Records:
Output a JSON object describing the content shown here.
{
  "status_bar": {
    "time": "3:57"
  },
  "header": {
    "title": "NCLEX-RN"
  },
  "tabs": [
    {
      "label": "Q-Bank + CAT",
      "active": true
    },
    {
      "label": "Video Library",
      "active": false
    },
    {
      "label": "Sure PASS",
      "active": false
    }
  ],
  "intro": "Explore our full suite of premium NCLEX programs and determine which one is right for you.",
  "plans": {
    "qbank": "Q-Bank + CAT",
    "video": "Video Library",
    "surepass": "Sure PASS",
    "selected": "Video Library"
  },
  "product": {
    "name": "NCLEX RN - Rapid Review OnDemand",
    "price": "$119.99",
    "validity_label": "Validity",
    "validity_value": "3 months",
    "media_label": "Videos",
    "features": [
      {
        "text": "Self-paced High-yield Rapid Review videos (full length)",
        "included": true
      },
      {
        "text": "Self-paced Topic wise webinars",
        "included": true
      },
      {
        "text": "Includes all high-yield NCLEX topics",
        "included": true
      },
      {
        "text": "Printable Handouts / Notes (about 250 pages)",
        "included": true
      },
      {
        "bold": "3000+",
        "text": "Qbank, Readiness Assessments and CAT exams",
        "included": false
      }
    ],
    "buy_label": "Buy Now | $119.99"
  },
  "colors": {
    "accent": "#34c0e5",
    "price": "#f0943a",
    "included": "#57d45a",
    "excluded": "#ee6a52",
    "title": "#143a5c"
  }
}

§ **Task**
Nothing should be left out: return all of the records exactly.

§ **Expected answer**
Output a JSON object describing the content shown here.
{
  "status_bar": {
    "time": "3:57"
  },
  "header": {
    "title": "NCLEX-RN"
  },
  "tabs": [
    {
      "label": "Q-Bank + CAT",
      "active": true
    },
    {
      "label": "Video Library",
      "active": false
    },
    {
      "label": "Sure PASS",
      "active": false
    }
  ],
  "intro": "Explore our full suite of premium NCLEX programs and determine which one is right for you.",
  "plans": {
    "qbank": "Q-Bank + CAT",
    "video": "Video Library",
    "surepass": "Sure PASS",
    "selected": "Video Library"
  },
  "product": {
    "name": "NCLEX RN - Rapid Review OnDemand",
    "price": "$119.99",
    "validity_label": "Validity",
    "validity_value": "3 months",
    "media_label": "Videos",
    "features": [
      {
        "text": "Self-paced High-yield Rapid Review videos (full length)",
        "included": true
      },
      {
        "text": "Self-paced Topic wise webinars",
        "included": true
      },
      {
        "text": "Includes all high-yield NCLEX topics",
        "included": true
      },
      {
        "text": "Printable Handouts / Notes (about 250 pages)",
        "included": true
      },
      {
        "bold": "3000+",
        "text": "Qbank, Readiness Assessments and CAT exams",
        "included": false
      }
    ],
    "buy_label": "Buy Now | $119.99"
  },
  "colors": {
    "accent": "#34c0e5",
    "price": "#f0943a",
    "included": "#57d45a",
    "excluded": "#ee6a52",
    "title": "#143a5c"
  }
}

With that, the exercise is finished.